Chart and figure data:

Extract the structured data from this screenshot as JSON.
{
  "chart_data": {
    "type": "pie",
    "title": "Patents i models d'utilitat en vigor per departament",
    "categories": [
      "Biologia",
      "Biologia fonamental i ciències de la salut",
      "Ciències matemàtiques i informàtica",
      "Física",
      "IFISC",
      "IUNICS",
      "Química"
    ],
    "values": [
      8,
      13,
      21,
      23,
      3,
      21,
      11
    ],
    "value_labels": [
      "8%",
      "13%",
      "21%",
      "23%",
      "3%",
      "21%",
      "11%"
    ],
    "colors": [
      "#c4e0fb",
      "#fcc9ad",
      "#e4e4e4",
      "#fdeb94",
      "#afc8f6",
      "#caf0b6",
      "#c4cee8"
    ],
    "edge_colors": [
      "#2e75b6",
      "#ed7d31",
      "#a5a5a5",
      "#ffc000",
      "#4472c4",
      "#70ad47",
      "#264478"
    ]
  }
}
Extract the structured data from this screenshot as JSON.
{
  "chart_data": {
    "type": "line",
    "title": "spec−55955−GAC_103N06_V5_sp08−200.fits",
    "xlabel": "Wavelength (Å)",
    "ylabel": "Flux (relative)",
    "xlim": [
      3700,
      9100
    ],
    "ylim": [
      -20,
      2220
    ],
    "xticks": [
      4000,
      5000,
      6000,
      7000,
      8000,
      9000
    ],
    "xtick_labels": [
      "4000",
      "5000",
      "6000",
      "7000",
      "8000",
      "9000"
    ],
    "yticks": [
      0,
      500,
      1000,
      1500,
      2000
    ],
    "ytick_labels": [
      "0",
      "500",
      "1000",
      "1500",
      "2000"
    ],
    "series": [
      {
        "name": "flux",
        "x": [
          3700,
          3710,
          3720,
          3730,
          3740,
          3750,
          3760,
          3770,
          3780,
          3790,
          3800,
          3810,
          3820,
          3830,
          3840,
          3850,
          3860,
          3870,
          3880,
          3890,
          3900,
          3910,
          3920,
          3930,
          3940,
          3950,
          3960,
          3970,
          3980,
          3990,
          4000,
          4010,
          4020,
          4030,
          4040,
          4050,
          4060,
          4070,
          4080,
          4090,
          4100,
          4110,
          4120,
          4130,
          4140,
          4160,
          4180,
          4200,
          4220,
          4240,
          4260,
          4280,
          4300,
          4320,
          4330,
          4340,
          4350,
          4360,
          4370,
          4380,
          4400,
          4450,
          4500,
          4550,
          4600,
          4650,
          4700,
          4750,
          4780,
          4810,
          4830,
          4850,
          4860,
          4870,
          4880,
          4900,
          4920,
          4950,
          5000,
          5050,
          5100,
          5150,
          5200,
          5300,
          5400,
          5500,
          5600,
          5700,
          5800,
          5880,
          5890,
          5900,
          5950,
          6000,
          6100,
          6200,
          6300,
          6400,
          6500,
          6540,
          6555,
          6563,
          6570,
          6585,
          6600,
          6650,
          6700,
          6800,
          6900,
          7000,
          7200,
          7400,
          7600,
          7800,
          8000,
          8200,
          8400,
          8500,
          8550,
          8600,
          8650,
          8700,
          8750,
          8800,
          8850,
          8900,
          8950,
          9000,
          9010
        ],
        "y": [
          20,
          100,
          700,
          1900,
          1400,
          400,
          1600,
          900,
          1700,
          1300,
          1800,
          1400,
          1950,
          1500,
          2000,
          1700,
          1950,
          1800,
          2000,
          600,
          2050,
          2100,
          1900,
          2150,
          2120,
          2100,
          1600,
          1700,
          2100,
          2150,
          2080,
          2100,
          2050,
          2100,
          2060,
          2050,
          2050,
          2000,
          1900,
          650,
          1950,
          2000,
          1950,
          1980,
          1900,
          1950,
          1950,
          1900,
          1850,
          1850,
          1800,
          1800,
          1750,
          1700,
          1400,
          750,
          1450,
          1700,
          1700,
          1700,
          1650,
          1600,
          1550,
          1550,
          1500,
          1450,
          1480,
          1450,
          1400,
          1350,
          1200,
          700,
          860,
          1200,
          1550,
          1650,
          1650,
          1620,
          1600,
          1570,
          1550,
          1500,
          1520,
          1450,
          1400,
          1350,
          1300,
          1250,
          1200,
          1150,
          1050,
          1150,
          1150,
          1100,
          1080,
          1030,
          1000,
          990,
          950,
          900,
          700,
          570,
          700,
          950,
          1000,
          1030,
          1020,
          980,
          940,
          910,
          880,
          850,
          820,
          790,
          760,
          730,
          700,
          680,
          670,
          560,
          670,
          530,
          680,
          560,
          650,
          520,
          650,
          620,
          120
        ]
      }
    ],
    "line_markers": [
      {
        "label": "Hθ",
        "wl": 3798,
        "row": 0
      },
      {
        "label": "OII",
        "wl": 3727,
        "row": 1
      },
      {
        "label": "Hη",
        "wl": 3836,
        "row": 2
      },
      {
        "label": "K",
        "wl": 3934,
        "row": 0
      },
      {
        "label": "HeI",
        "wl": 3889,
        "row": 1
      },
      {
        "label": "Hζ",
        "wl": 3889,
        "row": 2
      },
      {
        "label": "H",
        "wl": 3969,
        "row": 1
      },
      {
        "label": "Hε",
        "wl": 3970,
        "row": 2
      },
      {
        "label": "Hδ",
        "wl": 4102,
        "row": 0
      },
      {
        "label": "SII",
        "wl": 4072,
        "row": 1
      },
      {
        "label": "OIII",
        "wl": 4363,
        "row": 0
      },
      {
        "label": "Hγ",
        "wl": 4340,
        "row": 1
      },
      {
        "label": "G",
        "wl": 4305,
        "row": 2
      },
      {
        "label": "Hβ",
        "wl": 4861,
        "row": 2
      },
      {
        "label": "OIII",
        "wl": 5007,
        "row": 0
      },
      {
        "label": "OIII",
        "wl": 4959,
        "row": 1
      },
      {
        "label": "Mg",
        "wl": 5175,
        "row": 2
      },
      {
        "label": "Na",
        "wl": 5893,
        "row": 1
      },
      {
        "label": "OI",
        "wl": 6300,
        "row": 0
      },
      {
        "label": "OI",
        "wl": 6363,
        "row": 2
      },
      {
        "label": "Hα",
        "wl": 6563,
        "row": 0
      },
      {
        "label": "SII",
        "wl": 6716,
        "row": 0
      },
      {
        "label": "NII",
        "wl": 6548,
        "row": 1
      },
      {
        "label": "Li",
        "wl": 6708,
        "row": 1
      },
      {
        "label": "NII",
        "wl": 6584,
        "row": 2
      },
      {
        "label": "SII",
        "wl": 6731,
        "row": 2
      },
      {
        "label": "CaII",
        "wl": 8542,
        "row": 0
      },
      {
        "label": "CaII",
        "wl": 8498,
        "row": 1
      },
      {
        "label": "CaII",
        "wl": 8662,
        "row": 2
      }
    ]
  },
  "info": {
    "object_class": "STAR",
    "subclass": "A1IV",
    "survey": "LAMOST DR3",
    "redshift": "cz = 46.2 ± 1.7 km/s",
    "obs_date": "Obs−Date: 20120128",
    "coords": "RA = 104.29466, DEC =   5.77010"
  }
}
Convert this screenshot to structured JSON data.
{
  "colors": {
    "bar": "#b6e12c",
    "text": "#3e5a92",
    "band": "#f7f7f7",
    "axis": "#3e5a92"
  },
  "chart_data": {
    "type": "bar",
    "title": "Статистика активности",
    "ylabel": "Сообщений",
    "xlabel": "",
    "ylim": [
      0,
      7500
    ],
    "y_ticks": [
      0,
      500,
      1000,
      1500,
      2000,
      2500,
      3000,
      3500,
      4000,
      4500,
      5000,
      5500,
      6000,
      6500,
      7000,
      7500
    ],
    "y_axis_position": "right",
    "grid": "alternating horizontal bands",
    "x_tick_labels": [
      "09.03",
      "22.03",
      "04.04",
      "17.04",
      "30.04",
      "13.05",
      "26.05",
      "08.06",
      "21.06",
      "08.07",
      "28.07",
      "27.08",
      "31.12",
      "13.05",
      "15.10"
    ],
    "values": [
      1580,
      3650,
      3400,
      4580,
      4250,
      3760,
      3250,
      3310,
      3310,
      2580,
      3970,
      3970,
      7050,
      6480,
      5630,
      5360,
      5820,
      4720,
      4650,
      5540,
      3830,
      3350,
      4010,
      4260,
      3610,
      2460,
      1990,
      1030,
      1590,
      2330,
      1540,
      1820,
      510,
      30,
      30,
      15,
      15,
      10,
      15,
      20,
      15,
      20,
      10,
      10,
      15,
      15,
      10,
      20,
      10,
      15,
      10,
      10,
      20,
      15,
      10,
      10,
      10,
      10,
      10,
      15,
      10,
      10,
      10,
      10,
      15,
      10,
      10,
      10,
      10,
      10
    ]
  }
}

▶ **Task to carry out**:
Copy every line of the records above that contains "ylabel".

▶ **Exercise answer**:
    "ylabel": "Flux (relative)",
    "ylabel": "Сообщений",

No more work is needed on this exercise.